AIM
Answer with one number: the count of lines in the listing below that hold the word "exceed".

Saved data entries
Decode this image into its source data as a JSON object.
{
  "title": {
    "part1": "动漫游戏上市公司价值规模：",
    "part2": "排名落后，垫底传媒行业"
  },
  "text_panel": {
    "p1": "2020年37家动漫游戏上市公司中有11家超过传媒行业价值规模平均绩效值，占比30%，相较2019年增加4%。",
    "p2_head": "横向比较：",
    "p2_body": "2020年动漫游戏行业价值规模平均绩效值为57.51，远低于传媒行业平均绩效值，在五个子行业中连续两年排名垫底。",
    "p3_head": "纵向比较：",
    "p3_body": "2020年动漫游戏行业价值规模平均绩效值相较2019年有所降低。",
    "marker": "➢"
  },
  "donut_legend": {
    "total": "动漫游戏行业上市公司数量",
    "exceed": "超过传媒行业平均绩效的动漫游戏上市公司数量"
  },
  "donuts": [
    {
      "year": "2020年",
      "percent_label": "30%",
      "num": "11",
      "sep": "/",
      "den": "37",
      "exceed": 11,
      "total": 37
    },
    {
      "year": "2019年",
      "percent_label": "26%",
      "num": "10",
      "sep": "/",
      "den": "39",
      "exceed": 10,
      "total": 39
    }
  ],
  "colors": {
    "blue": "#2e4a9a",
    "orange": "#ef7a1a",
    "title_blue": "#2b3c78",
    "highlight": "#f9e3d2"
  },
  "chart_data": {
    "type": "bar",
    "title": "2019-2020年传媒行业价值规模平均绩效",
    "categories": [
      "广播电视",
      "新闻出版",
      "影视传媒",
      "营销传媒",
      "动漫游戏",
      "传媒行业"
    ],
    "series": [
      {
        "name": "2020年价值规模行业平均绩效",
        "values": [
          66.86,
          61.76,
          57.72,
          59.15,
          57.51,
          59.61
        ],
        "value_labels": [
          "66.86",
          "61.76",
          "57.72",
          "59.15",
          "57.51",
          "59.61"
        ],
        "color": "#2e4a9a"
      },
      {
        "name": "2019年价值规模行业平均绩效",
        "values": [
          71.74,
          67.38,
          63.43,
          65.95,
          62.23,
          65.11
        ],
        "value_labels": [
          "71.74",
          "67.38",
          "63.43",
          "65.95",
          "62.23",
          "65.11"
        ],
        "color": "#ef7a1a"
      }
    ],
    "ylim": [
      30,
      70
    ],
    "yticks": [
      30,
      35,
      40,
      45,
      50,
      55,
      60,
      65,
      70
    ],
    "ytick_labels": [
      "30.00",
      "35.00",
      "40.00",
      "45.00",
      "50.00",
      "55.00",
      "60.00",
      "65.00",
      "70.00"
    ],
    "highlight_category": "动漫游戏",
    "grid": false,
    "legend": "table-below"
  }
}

SOLUTION
3